*Given task*:
In the material below, find each line holding the string "this" and copy it.

======

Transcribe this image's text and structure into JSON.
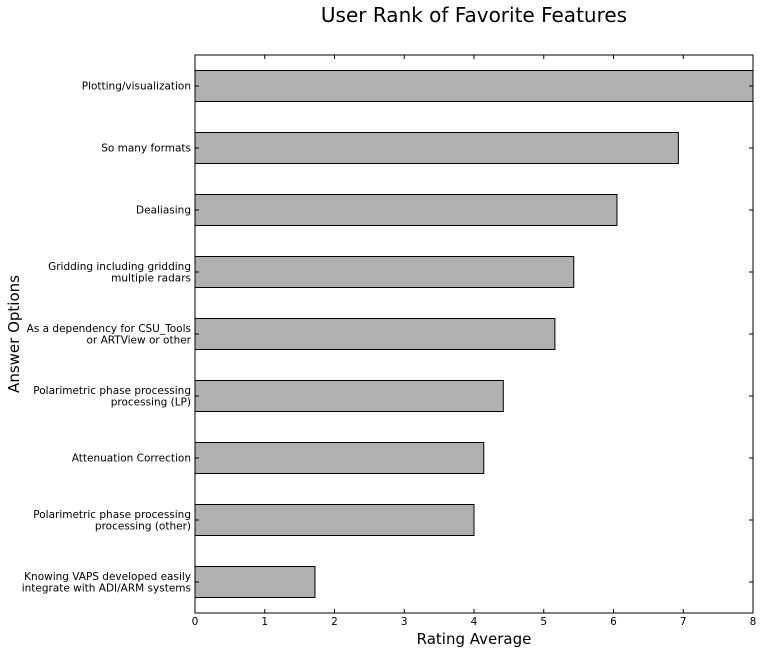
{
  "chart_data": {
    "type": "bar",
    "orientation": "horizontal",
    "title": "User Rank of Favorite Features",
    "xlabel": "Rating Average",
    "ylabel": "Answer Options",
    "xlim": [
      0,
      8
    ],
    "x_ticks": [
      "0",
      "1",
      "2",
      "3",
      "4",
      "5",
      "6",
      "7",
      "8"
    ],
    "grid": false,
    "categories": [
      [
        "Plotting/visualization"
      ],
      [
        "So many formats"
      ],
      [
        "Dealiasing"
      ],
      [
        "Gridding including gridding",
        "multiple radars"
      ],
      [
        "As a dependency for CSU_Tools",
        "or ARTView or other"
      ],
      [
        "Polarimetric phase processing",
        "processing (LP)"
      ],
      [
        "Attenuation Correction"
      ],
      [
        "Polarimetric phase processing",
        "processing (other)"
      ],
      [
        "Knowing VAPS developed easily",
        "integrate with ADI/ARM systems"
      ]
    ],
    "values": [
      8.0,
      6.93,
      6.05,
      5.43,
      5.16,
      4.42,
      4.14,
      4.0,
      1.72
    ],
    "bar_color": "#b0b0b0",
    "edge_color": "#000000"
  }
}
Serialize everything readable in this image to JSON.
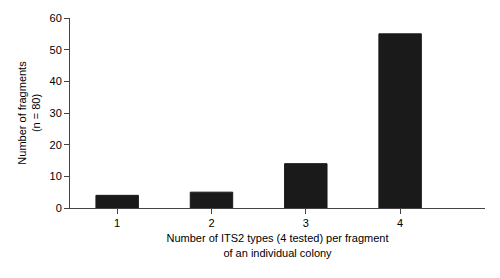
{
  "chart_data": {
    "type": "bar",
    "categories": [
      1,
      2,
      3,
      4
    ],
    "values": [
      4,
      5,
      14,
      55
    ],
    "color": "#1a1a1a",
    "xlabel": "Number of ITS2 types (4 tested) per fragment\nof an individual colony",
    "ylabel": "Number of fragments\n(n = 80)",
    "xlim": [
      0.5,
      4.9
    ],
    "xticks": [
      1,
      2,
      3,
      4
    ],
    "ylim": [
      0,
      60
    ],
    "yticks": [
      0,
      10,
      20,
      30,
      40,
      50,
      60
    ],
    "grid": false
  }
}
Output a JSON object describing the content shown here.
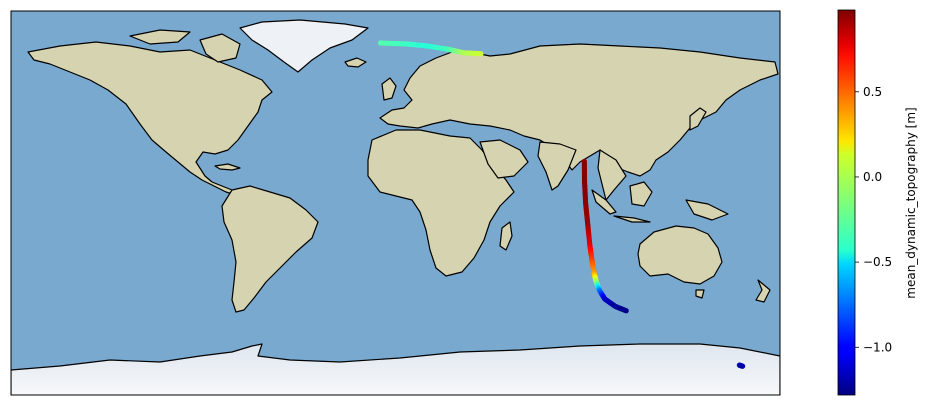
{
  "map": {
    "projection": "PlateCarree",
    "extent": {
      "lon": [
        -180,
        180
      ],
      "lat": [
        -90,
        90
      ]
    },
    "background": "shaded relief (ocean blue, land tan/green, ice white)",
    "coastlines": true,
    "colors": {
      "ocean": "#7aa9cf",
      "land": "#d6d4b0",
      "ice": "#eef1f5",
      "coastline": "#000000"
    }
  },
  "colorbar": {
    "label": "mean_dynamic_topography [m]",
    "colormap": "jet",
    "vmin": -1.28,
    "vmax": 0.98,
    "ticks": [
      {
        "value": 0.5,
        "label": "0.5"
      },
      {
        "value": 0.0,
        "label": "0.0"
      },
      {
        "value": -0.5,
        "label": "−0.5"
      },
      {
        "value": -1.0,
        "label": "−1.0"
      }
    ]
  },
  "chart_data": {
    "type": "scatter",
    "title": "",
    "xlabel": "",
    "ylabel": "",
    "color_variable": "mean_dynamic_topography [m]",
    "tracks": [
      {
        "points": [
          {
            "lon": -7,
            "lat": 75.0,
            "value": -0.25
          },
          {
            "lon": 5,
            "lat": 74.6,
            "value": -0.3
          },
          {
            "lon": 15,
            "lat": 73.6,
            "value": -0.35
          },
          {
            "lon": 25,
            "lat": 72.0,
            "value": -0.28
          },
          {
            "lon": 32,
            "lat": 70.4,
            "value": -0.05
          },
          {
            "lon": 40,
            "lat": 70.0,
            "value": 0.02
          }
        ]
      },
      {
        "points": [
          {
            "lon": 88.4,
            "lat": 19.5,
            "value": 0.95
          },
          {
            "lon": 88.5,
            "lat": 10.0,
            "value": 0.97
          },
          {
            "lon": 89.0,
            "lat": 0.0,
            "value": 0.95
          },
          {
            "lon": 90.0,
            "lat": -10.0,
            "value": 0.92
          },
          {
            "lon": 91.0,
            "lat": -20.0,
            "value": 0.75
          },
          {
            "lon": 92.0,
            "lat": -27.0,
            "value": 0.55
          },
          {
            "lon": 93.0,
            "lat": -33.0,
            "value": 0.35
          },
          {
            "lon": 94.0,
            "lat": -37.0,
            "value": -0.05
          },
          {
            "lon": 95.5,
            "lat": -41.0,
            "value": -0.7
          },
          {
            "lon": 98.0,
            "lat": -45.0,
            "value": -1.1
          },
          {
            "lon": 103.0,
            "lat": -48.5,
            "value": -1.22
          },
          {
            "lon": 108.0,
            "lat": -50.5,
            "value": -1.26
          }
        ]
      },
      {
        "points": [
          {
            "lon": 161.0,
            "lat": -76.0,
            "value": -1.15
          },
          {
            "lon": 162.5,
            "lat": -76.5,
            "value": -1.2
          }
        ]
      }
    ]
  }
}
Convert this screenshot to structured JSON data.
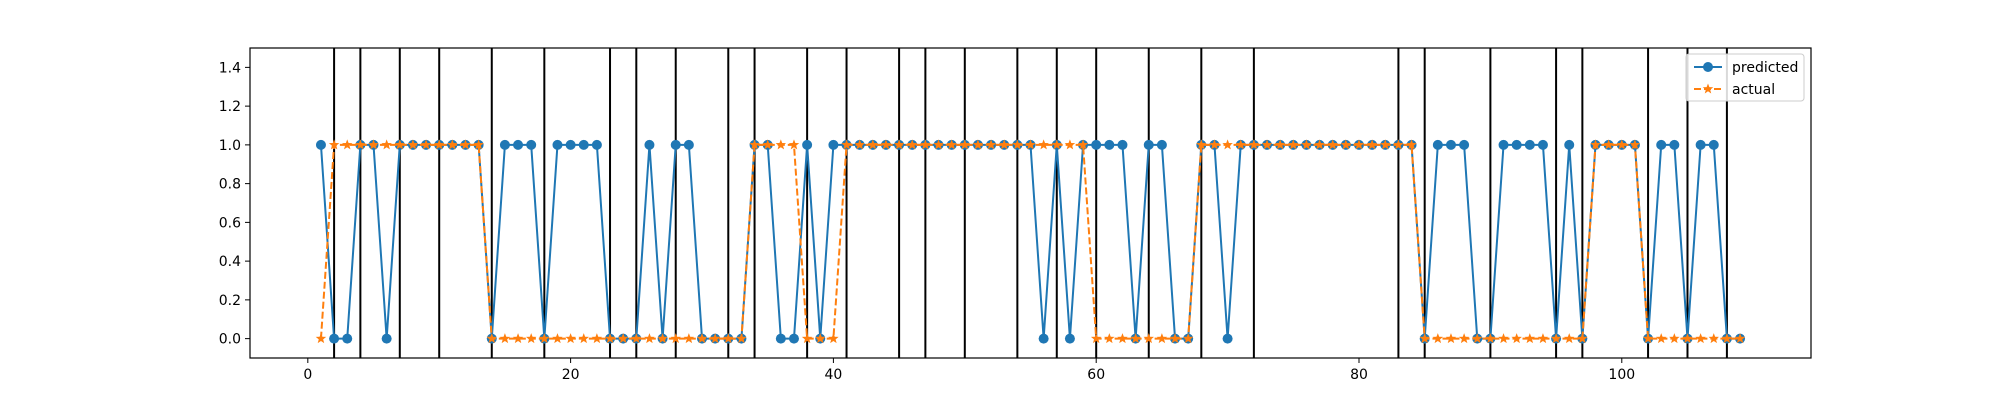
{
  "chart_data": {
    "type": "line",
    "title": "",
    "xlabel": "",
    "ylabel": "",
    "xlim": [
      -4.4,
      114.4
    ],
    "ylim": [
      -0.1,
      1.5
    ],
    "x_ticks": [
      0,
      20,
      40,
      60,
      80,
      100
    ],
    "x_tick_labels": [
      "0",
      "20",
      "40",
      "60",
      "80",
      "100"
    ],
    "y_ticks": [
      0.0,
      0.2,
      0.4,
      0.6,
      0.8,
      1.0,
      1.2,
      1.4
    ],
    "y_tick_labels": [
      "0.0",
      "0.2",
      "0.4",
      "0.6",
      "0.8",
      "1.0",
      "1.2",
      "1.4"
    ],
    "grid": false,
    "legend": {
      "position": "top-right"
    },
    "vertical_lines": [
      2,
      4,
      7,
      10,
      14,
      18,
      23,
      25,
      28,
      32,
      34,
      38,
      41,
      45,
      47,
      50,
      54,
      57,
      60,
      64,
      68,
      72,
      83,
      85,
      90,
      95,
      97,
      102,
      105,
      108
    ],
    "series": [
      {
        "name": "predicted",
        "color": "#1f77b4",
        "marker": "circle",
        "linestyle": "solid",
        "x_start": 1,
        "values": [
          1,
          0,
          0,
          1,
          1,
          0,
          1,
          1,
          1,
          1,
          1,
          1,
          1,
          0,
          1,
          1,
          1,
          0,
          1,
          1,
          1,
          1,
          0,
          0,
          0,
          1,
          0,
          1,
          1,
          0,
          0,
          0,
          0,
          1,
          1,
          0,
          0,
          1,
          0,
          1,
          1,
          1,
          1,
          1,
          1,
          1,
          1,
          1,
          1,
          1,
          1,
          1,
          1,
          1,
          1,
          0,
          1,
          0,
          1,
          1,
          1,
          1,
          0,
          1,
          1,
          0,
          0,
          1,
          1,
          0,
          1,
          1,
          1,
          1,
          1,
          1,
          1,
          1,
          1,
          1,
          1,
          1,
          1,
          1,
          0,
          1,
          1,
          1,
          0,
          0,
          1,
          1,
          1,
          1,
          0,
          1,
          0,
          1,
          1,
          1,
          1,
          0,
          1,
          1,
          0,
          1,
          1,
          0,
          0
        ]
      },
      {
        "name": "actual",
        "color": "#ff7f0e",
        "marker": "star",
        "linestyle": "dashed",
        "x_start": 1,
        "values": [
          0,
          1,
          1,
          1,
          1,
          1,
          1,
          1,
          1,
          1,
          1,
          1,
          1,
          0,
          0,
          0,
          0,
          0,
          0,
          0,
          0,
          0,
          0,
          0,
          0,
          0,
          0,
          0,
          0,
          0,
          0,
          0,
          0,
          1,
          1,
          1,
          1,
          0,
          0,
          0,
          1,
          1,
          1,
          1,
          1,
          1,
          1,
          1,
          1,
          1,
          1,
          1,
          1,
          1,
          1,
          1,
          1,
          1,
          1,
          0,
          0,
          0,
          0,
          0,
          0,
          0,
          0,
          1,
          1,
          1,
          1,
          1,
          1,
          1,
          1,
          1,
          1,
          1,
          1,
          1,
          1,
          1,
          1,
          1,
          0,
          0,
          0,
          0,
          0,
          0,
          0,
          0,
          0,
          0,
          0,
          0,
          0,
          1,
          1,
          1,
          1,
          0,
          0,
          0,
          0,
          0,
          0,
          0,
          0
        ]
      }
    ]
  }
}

======

*The result*:
Transcribe this image's text and structure into JSON.
Serialize everything readable in this image to JSON.
Convert this screenshot to structured JSON data.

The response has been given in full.